▸ WRITTEN EXERCISE
Return each line that holds the word "Замечания".

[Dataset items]
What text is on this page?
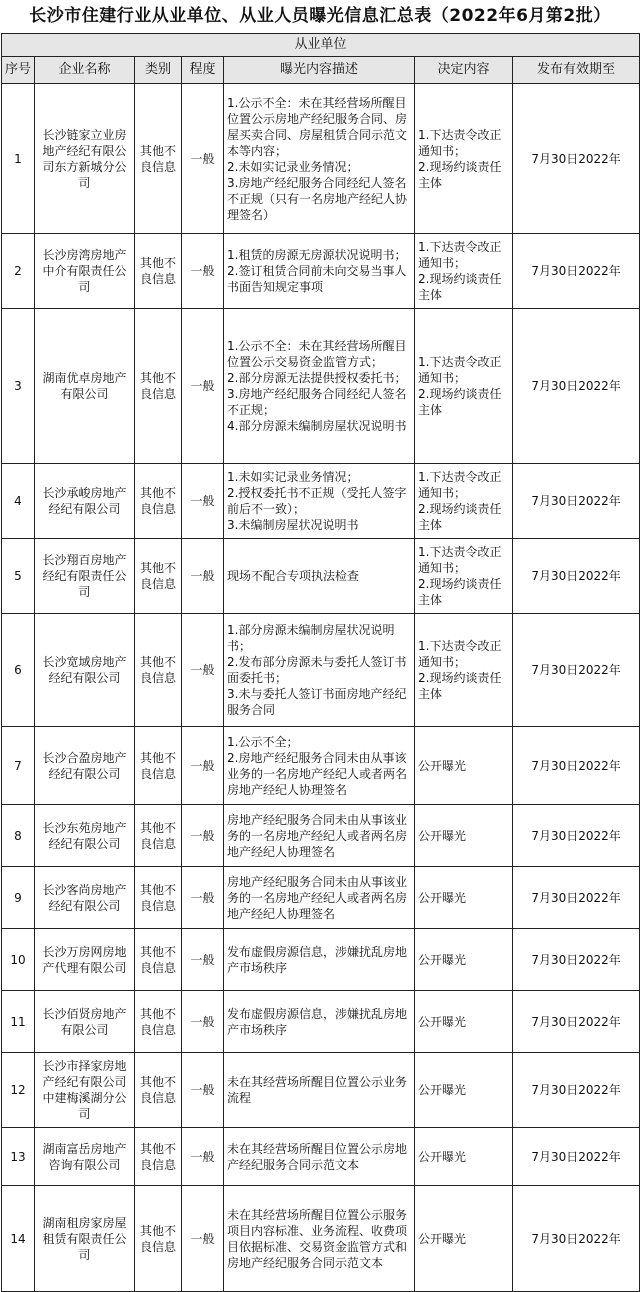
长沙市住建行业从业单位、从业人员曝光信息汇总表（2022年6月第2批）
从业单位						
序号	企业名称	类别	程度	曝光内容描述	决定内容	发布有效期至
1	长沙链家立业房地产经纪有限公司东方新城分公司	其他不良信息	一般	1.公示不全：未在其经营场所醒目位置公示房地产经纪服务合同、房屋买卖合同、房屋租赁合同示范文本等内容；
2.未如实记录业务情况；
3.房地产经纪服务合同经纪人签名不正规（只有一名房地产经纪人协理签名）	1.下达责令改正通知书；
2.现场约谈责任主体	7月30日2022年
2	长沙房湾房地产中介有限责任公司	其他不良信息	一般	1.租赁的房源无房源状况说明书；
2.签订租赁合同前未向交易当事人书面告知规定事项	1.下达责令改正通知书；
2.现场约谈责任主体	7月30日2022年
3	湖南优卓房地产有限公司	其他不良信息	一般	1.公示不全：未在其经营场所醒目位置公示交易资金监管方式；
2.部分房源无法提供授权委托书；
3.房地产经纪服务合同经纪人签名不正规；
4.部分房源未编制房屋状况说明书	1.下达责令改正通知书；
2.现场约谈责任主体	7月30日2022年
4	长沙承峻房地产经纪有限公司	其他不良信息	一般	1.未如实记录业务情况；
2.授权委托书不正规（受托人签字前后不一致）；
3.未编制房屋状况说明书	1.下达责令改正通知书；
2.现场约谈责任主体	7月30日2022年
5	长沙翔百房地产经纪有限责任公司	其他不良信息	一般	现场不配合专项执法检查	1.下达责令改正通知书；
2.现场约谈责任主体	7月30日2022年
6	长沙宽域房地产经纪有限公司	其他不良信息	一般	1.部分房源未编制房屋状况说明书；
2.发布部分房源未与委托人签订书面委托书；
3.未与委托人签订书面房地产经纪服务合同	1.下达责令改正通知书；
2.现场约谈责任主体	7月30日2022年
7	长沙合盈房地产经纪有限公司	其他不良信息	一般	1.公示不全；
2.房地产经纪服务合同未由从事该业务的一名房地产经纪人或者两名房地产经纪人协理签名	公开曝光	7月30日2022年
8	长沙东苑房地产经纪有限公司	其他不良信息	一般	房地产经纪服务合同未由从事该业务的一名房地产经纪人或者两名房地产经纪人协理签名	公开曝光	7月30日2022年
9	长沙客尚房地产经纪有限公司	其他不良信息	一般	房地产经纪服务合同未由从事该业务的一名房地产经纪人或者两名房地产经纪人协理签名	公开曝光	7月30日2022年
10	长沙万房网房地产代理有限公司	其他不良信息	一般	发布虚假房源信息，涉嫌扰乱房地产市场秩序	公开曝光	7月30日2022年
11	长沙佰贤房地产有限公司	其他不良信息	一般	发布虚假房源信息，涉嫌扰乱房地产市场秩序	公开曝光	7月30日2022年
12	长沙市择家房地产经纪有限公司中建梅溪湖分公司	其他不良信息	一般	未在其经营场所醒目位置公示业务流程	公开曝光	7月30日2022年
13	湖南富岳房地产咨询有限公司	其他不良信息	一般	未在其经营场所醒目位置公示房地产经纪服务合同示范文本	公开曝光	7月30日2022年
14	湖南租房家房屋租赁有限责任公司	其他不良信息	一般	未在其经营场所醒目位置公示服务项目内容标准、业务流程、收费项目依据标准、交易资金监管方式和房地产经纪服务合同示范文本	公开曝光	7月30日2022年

* * *

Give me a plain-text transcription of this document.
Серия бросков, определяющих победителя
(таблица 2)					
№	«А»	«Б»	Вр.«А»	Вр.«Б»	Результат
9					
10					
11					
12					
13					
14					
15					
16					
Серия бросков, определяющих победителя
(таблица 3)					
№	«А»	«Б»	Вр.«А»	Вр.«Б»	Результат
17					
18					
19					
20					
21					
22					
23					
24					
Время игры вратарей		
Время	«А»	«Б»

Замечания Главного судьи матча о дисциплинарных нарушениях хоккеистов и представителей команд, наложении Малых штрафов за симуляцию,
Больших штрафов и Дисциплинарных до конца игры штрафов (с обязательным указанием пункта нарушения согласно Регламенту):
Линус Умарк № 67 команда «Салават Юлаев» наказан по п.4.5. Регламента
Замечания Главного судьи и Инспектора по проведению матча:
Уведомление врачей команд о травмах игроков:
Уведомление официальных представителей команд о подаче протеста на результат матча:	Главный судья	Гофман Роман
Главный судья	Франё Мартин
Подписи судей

▸ EXERCISE ANSWER
Замечания Главного судьи матча о дисциплинарных нарушениях хоккеистов и представителей команд, наложении Малых штрафов за симуляцию,
Замечания Главного судьи и Инспектора по проведению матча:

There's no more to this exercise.